== BRIEF ==
Below are the records; pull every line that includes "drive".
[begin DATA TO USE]
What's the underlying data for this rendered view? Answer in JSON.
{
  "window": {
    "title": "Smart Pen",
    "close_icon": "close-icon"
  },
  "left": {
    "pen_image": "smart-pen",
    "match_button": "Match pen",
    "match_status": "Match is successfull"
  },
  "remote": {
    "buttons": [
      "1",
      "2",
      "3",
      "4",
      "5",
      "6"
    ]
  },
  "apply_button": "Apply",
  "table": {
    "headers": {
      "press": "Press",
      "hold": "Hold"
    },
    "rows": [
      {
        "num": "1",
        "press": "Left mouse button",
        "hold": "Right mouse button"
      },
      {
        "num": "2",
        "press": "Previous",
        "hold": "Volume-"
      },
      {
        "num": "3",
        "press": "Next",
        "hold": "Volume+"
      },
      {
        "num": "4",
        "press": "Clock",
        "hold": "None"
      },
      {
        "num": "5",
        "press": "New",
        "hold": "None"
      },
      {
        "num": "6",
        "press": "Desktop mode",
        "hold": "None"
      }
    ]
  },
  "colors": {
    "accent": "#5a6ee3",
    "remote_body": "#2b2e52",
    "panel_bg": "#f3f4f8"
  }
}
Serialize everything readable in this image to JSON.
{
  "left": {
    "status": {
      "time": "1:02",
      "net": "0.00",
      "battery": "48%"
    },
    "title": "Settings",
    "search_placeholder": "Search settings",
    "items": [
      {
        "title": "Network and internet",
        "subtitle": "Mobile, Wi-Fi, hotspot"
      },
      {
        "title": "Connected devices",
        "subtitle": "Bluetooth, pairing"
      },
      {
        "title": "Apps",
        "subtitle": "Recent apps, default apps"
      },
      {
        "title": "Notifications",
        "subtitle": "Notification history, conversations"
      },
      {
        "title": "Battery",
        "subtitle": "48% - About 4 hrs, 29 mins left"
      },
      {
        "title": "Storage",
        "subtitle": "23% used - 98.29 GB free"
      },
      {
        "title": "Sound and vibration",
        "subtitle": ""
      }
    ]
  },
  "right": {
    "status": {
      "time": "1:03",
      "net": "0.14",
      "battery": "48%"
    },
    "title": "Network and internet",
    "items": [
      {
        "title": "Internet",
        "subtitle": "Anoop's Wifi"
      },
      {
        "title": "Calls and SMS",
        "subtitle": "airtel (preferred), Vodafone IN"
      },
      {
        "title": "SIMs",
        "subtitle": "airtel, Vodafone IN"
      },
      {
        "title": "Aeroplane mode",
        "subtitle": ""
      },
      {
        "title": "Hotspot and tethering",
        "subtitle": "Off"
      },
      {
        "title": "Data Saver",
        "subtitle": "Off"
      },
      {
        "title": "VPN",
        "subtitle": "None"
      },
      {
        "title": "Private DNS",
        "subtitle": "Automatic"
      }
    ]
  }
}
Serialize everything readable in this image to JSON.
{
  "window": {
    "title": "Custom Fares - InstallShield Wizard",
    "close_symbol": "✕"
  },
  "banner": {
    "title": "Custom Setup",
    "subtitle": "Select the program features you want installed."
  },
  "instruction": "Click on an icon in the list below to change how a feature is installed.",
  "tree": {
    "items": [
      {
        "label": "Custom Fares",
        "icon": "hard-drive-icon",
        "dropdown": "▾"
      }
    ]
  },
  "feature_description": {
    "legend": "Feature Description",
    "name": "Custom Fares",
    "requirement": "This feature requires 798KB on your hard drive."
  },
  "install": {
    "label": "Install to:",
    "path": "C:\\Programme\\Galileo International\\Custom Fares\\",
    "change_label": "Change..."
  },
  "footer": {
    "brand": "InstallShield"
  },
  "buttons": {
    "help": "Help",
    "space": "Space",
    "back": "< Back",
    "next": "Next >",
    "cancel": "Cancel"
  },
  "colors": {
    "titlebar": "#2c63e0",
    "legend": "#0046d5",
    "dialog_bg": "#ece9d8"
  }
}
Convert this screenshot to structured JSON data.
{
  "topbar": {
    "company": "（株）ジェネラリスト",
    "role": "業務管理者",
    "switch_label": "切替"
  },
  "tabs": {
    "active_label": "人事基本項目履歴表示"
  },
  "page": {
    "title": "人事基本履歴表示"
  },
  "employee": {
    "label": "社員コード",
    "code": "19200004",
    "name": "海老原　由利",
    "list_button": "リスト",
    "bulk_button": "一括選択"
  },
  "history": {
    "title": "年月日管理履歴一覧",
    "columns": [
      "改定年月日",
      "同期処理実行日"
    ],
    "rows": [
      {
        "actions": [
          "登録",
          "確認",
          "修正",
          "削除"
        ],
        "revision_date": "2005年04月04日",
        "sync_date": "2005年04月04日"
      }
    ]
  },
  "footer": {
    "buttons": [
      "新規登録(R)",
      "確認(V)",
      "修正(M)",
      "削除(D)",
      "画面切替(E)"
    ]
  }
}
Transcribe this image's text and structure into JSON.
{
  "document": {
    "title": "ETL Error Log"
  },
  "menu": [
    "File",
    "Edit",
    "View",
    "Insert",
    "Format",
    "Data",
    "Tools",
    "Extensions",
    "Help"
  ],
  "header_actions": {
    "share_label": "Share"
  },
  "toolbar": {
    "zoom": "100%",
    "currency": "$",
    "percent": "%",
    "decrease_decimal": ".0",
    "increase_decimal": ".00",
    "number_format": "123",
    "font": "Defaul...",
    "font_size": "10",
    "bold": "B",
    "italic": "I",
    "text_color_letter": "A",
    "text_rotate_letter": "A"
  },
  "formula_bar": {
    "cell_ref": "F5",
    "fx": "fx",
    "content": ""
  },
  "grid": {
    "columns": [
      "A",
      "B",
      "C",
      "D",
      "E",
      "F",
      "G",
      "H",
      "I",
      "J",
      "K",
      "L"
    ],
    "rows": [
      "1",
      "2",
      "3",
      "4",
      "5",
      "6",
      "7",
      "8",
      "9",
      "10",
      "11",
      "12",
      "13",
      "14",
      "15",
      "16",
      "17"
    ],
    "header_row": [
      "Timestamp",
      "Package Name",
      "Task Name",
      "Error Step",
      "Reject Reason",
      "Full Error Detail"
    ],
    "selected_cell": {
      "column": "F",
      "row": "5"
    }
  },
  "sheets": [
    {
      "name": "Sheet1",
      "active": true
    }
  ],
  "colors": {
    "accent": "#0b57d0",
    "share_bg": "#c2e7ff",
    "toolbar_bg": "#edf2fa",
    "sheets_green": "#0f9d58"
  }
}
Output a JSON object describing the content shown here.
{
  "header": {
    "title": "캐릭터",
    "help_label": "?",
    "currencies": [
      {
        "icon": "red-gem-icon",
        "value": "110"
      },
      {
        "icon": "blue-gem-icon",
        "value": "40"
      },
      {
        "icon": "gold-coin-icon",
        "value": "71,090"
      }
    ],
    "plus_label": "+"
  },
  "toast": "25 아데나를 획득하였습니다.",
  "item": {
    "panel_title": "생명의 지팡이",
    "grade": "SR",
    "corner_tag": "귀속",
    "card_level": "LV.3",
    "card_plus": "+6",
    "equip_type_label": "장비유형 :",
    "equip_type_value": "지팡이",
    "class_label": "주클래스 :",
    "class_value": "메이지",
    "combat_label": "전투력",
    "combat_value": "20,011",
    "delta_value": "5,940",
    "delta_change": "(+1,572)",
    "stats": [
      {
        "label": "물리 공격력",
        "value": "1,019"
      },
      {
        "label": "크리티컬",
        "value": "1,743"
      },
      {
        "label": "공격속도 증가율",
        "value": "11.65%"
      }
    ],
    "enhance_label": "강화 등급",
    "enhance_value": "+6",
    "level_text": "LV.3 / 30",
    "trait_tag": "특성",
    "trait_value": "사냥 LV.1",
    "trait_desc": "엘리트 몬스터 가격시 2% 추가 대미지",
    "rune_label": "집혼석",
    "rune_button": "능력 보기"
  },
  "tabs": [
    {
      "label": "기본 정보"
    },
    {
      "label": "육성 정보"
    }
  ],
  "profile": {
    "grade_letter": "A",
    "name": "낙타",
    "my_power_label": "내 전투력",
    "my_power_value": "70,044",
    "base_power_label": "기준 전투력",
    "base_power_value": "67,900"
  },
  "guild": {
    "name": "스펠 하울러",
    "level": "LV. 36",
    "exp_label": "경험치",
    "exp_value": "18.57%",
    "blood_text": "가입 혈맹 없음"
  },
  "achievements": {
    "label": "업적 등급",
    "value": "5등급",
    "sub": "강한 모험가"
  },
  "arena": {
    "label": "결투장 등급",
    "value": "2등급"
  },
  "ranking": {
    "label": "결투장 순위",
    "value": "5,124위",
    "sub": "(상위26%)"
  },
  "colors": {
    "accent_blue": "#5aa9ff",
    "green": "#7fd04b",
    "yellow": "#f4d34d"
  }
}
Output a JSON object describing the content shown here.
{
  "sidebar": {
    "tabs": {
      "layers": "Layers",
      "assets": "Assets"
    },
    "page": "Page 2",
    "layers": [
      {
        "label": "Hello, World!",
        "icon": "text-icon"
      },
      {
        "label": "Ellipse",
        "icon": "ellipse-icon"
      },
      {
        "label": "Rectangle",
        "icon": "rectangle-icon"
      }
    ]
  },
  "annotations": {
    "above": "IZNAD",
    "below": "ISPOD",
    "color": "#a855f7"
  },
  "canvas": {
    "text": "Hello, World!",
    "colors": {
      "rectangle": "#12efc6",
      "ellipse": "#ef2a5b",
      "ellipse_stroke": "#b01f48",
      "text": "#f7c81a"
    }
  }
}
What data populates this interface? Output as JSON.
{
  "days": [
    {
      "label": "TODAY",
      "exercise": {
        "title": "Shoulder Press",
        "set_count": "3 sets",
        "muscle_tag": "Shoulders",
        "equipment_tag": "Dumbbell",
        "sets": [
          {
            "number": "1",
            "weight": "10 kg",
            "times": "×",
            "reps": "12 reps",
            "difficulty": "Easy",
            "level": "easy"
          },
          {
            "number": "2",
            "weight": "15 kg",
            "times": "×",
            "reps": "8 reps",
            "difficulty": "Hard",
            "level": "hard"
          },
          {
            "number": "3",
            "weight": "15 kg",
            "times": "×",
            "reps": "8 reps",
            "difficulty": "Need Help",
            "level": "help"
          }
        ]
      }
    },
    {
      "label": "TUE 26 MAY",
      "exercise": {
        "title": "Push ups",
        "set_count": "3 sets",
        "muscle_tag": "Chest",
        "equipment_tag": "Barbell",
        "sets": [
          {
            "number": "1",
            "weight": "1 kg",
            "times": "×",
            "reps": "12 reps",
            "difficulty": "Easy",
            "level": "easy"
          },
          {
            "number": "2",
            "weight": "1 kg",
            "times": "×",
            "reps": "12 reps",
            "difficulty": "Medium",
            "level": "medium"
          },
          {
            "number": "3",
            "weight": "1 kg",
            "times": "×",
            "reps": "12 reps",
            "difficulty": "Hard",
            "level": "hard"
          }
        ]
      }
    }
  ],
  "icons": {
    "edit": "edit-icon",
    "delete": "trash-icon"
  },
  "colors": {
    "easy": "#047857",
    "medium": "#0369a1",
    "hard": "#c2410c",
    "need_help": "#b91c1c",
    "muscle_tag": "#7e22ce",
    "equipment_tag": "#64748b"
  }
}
[end DATA TO USE]
== RIGHT ANSWER ==
        "icon": "hard-drive-icon",
    "requirement": "This feature requires 798KB on your hard drive."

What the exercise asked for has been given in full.